YOUR INSTRUCTIONS - Draw out every line with the word "source" from the listing below.

EXERCISE INPUT -
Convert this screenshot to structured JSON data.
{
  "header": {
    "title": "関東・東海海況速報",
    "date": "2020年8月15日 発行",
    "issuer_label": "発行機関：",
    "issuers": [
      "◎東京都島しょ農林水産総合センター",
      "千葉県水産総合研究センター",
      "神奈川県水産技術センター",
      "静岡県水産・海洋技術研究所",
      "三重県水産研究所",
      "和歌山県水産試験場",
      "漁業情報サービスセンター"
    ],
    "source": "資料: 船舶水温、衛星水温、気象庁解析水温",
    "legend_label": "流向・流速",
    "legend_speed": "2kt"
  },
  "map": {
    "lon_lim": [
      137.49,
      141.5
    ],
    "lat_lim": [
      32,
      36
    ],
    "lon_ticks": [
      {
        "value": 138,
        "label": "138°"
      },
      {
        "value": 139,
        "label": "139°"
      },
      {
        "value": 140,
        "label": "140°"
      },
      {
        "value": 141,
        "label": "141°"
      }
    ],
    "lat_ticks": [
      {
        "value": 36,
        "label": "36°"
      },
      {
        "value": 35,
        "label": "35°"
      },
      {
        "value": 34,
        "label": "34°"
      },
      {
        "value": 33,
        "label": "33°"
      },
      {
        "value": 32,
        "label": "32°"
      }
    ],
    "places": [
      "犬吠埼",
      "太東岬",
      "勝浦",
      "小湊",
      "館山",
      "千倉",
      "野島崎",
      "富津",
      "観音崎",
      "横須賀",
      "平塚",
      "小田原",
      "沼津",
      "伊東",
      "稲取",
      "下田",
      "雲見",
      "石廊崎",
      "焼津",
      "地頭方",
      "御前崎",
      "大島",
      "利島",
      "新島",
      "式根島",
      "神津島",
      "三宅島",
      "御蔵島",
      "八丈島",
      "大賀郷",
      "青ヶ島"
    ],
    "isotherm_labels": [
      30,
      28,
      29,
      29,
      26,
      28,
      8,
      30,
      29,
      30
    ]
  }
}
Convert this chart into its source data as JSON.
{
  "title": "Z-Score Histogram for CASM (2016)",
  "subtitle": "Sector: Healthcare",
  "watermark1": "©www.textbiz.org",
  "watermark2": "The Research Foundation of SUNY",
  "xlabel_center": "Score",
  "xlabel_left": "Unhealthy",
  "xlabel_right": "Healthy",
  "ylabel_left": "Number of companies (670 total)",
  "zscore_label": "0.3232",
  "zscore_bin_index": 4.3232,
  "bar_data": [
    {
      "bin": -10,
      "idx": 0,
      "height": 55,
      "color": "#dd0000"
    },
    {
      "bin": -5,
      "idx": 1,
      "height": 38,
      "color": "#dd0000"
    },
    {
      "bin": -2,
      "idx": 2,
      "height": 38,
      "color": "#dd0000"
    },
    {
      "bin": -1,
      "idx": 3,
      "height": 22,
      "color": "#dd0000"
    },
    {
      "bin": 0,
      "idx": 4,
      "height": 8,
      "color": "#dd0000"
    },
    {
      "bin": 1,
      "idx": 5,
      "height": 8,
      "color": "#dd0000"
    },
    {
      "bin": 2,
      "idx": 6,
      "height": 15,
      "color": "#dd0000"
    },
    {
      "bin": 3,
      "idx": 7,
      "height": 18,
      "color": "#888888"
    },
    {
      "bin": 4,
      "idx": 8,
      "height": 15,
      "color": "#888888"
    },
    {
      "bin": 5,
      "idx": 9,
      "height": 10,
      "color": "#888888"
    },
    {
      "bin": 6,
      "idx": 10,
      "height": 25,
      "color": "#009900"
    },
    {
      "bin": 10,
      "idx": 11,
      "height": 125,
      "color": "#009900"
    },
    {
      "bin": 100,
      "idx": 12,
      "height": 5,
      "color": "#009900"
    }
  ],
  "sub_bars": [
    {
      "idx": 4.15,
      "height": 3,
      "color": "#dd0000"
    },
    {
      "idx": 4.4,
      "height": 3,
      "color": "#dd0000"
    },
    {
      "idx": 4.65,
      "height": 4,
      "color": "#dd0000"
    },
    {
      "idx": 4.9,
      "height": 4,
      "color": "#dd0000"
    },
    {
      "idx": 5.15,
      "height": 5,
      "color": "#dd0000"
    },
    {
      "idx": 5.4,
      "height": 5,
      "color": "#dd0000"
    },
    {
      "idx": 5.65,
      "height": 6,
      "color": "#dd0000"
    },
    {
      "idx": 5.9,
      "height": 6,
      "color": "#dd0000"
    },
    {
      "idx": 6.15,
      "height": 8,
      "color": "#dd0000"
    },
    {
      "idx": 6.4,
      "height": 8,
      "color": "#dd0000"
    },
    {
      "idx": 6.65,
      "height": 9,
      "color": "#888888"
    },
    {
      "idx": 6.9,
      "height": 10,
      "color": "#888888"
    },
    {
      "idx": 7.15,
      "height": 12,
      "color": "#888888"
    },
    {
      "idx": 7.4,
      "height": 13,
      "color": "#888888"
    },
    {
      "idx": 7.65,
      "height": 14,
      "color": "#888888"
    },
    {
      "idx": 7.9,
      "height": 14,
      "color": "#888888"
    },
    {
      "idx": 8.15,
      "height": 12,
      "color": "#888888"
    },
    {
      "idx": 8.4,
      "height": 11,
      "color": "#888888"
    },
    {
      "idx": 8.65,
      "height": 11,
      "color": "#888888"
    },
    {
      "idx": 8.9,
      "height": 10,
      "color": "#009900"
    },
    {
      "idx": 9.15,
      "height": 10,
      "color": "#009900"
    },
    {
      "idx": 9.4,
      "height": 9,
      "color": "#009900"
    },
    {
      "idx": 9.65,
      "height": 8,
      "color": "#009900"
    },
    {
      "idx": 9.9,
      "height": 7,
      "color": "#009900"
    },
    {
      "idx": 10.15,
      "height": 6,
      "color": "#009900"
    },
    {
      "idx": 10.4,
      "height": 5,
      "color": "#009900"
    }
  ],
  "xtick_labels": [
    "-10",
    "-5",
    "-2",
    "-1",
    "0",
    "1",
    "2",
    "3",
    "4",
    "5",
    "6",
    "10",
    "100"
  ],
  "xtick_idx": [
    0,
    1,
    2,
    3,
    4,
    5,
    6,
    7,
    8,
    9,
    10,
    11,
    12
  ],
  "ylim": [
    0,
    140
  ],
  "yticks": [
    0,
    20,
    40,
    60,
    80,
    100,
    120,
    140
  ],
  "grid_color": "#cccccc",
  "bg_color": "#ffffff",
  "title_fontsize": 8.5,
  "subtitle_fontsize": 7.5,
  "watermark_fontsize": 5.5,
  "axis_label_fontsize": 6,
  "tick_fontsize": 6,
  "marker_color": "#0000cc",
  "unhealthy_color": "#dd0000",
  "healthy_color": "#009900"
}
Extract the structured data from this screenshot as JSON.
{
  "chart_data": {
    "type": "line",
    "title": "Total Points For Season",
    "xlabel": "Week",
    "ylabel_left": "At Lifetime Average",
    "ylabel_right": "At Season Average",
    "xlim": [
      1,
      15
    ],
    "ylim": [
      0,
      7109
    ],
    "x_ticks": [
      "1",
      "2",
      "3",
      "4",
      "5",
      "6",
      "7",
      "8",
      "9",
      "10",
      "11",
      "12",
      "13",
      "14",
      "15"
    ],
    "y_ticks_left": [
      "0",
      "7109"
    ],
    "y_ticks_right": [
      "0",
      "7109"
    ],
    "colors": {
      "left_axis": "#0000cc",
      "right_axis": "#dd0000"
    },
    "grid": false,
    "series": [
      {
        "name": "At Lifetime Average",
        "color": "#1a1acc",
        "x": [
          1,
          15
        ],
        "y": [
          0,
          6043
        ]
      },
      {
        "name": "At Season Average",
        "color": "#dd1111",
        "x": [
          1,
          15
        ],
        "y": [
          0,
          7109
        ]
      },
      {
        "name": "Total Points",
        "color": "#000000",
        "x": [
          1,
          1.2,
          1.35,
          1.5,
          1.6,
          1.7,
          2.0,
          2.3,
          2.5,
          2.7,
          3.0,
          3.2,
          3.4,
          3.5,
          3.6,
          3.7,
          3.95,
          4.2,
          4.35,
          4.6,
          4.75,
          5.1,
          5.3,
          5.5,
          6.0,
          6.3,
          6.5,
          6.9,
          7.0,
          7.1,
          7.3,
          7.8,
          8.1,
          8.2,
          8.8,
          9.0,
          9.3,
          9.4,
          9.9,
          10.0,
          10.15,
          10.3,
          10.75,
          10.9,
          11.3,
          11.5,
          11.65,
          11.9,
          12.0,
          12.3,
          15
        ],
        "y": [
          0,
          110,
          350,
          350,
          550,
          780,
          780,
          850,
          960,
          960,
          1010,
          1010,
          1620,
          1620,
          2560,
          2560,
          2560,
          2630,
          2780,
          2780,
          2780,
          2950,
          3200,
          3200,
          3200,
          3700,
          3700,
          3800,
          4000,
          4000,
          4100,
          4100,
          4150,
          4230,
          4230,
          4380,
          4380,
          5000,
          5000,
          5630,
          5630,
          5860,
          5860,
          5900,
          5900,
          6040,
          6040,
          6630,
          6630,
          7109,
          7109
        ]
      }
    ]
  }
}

TASK SOLUTION -
    "source": "資料: 船舶水温、衛星水温、気象庁解析水温",
Convert this chart into its source data as JSON.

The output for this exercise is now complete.